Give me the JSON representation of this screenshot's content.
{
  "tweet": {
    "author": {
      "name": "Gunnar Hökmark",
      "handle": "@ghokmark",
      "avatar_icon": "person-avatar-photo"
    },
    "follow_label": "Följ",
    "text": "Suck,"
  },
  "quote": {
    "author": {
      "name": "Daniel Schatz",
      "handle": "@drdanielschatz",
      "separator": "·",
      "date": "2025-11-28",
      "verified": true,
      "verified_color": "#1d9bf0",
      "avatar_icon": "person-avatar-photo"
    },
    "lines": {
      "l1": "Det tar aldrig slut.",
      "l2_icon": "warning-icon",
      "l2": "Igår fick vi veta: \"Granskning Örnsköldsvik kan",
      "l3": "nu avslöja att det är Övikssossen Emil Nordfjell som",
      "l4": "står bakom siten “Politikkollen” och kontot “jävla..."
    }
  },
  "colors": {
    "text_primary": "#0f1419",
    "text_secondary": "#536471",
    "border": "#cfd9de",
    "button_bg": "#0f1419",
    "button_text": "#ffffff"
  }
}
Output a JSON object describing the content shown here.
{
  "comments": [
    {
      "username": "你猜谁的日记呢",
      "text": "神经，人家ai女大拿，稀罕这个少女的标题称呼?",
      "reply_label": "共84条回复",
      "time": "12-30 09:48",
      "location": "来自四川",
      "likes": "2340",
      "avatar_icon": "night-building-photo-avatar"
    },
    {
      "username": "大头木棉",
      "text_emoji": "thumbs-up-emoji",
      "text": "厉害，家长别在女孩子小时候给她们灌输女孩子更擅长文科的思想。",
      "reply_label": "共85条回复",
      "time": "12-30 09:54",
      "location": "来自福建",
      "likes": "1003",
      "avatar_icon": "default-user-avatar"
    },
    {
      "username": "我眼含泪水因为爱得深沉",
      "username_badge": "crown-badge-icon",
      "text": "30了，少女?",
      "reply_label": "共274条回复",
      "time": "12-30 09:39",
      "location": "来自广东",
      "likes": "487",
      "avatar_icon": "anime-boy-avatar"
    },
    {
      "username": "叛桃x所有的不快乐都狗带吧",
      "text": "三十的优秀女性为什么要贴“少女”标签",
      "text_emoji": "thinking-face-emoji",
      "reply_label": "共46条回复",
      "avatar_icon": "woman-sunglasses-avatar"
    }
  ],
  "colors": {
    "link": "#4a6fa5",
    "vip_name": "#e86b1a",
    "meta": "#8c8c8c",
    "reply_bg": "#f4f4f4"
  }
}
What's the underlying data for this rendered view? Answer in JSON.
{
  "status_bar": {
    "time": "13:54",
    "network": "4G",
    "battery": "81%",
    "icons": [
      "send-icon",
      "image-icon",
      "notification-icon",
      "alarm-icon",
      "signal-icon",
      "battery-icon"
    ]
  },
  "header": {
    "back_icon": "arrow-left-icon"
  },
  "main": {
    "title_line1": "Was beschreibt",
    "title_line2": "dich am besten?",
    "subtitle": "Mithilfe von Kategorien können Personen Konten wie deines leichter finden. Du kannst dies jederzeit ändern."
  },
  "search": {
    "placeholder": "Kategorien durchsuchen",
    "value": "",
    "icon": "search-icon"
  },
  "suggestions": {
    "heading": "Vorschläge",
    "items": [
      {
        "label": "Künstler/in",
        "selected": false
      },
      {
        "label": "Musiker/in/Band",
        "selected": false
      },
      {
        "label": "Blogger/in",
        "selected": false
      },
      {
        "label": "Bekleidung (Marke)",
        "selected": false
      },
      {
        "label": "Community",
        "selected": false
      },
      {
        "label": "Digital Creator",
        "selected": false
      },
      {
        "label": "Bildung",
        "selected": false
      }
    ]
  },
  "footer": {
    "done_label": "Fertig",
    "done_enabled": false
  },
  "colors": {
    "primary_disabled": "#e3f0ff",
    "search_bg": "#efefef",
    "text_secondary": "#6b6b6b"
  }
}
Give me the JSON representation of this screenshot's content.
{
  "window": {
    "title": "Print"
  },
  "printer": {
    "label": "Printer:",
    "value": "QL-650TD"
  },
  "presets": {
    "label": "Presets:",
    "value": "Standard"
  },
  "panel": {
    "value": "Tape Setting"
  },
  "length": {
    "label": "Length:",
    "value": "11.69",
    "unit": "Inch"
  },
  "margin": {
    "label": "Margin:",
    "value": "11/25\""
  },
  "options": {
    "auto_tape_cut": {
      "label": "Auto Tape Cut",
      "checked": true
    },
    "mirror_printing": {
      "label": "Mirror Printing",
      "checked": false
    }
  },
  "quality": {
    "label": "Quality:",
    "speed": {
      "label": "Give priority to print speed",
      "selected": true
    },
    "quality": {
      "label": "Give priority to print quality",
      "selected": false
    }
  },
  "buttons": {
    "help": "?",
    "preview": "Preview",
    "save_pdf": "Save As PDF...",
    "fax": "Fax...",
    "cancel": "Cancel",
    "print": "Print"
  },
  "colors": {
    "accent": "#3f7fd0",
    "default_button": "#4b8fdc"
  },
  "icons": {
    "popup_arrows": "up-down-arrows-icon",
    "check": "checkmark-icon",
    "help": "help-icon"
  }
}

### Set task
Print again each line of the listing above, exactly as it appears.

### Exercise answer
Give me the JSON representation of this screenshot's content.
{
  "tweet": {
    "author": {
      "name": "Gunnar Hökmark",
      "handle": "@ghokmark",
      "avatar_icon": "person-avatar-photo"
    },
    "follow_label": "Följ",
    "text": "Suck,"
  },
  "quote": {
    "author": {
      "name": "Daniel Schatz",
      "handle": "@drdanielschatz",
      "separator": "·",
      "date": "2025-11-28",
      "verified": true,
      "verified_color": "#1d9bf0",
      "avatar_icon": "person-avatar-photo"
    },
    "lines": {
      "l1": "Det tar aldrig slut.",
      "l2_icon": "warning-icon",
      "l2": "Igår fick vi veta: \"Granskning Örnsköldsvik kan",
      "l3": "nu avslöja att det är Övikssossen Emil Nordfjell som",
      "l4": "står bakom siten “Politikkollen” och kontot “jävla..."
    }
  },
  "colors": {
    "text_primary": "#0f1419",
    "text_secondary": "#536471",
    "border": "#cfd9de",
    "button_bg": "#0f1419",
    "button_text": "#ffffff"
  }
}
Output a JSON object describing the content shown here.
{
  "comments": [
    {
      "username": "你猜谁的日记呢",
      "text": "神经，人家ai女大拿，稀罕这个少女的标题称呼?",
      "reply_label": "共84条回复",
      "time": "12-30 09:48",
      "location": "来自四川",
      "likes": "2340",
      "avatar_icon": "night-building-photo-avatar"
    },
    {
      "username": "大头木棉",
      "text_emoji": "thumbs-up-emoji",
      "text": "厉害，家长别在女孩子小时候给她们灌输女孩子更擅长文科的思想。",
      "reply_label": "共85条回复",
      "time": "12-30 09:54",
      "location": "来自福建",
      "likes": "1003",
      "avatar_icon": "default-user-avatar"
    },
    {
      "username": "我眼含泪水因为爱得深沉",
      "username_badge": "crown-badge-icon",
      "text": "30了，少女?",
      "reply_label": "共274条回复",
      "time": "12-30 09:39",
      "location": "来自广东",
      "likes": "487",
      "avatar_icon": "anime-boy-avatar"
    },
    {
      "username": "叛桃x所有的不快乐都狗带吧",
      "text": "三十的优秀女性为什么要贴“少女”标签",
      "text_emoji": "thinking-face-emoji",
      "reply_label": "共46条回复",
      "avatar_icon": "woman-sunglasses-avatar"
    }
  ],
  "colors": {
    "link": "#4a6fa5",
    "vip_name": "#e86b1a",
    "meta": "#8c8c8c",
    "reply_bg": "#f4f4f4"
  }
}
What's the underlying data for this rendered view? Answer in JSON.
{
  "status_bar": {
    "time": "13:54",
    "network": "4G",
    "battery": "81%",
    "icons": [
      "send-icon",
      "image-icon",
      "notification-icon",
      "alarm-icon",
      "signal-icon",
      "battery-icon"
    ]
  },
  "header": {
    "back_icon": "arrow-left-icon"
  },
  "main": {
    "title_line1": "Was beschreibt",
    "title_line2": "dich am besten?",
    "subtitle": "Mithilfe von Kategorien können Personen Konten wie deines leichter finden. Du kannst dies jederzeit ändern."
  },
  "search": {
    "placeholder": "Kategorien durchsuchen",
    "value": "",
    "icon": "search-icon"
  },
  "suggestions": {
    "heading": "Vorschläge",
    "items": [
      {
        "label": "Künstler/in",
        "selected": false
      },
      {
        "label": "Musiker/in/Band",
        "selected": false
      },
      {
        "label": "Blogger/in",
        "selected": false
      },
      {
        "label": "Bekleidung (Marke)",
        "selected": false
      },
      {
        "label": "Community",
        "selected": false
      },
      {
        "label": "Digital Creator",
        "selected": false
      },
      {
        "label": "Bildung",
        "selected": false
      }
    ]
  },
  "footer": {
    "done_label": "Fertig",
    "done_enabled": false
  },
  "colors": {
    "primary_disabled": "#e3f0ff",
    "search_bg": "#efefef",
    "text_secondary": "#6b6b6b"
  }
}
Give me the JSON representation of this screenshot's content.
{
  "window": {
    "title": "Print"
  },
  "printer": {
    "label": "Printer:",
    "value": "QL-650TD"
  },
  "presets": {
    "label": "Presets:",
    "value": "Standard"
  },
  "panel": {
    "value": "Tape Setting"
  },
  "length": {
    "label": "Length:",
    "value": "11.69",
    "unit": "Inch"
  },
  "margin": {
    "label": "Margin:",
    "value": "11/25\""
  },
  "options": {
    "auto_tape_cut": {
      "label": "Auto Tape Cut",
      "checked": true
    },
    "mirror_printing": {
      "label": "Mirror Printing",
      "checked": false
    }
  },
  "quality": {
    "label": "Quality:",
    "speed": {
      "label": "Give priority to print speed",
      "selected": true
    },
    "quality": {
      "label": "Give priority to print quality",
      "selected": false
    }
  },
  "buttons": {
    "help": "?",
    "preview": "Preview",
    "save_pdf": "Save As PDF...",
    "fax": "Fax...",
    "cancel": "Cancel",
    "print": "Print"
  },
  "colors": {
    "accent": "#3f7fd0",
    "default_button": "#4b8fdc"
  },
  "icons": {
    "popup_arrows": "up-down-arrows-icon",
    "check": "checkmark-icon",
    "help": "help-icon"
  }
}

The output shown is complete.